* WRITTEN PROBLEM: Your task is to copy the listing exactly, with the pictures left out.

* DATA RECORDS:

· · · · · · ·

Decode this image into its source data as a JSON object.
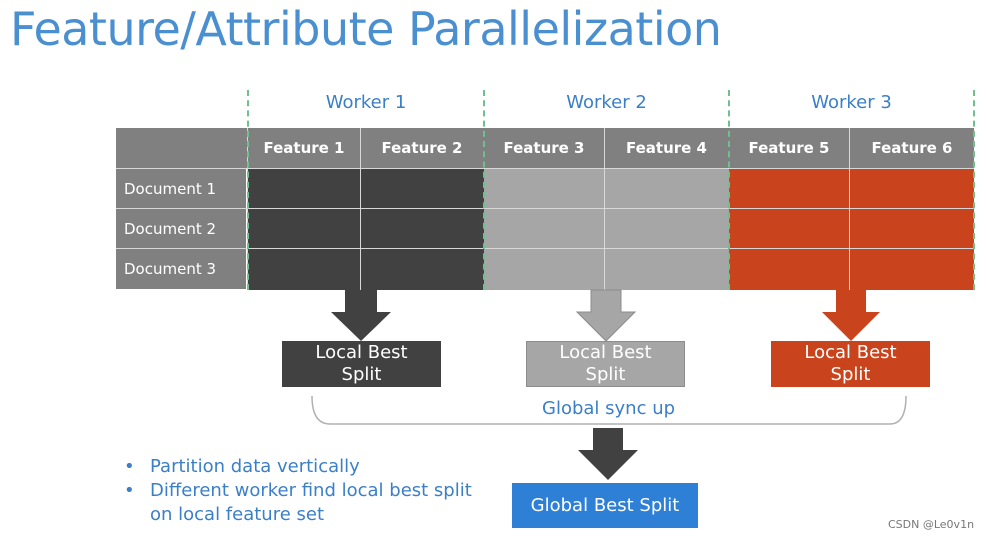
{
  "title": "Feature/Attribute Parallelization",
  "workers": [
    "Worker 1",
    "Worker 2",
    "Worker 3"
  ],
  "features": [
    "Feature 1",
    "Feature 2",
    "Feature 3",
    "Feature 4",
    "Feature 5",
    "Feature 6"
  ],
  "documents": [
    "Document 1",
    "Document 2",
    "Document 3"
  ],
  "local_split": {
    "w1": [
      "Local Best",
      "Split"
    ],
    "w2": [
      "Local Best",
      "Split"
    ],
    "w3": [
      "Local Best",
      "Split"
    ]
  },
  "global_sync": "Global sync up",
  "global_split": "Global Best Split",
  "bullets": [
    "Partition data vertically",
    "Different worker find local best split",
    "on local feature set"
  ],
  "bullet_glyph": "•",
  "watermark": "CSDN @Le0v1n",
  "colors": {
    "worker1": "#414141",
    "worker2": "#a6a6a6",
    "worker3": "#c9441c",
    "global": "#2e7fd6",
    "accent": "#3a7fc8"
  }
}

· · · · · · ·

* PROBLEM SOLUTION:
Decode this image into its source data as a JSON object.
{
  "title": "Feature/Attribute Parallelization",
  "workers": [
    "Worker 1",
    "Worker 2",
    "Worker 3"
  ],
  "features": [
    "Feature 1",
    "Feature 2",
    "Feature 3",
    "Feature 4",
    "Feature 5",
    "Feature 6"
  ],
  "documents": [
    "Document 1",
    "Document 2",
    "Document 3"
  ],
  "local_split": {
    "w1": [
      "Local Best",
      "Split"
    ],
    "w2": [
      "Local Best",
      "Split"
    ],
    "w3": [
      "Local Best",
      "Split"
    ]
  },
  "global_sync": "Global sync up",
  "global_split": "Global Best Split",
  "bullets": [
    "Partition data vertically",
    "Different worker find local best split",
    "on local feature set"
  ],
  "bullet_glyph": "•",
  "watermark": "CSDN @Le0v1n",
  "colors": {
    "worker1": "#414141",
    "worker2": "#a6a6a6",
    "worker3": "#c9441c",
    "global": "#2e7fd6",
    "accent": "#3a7fc8"
  }
}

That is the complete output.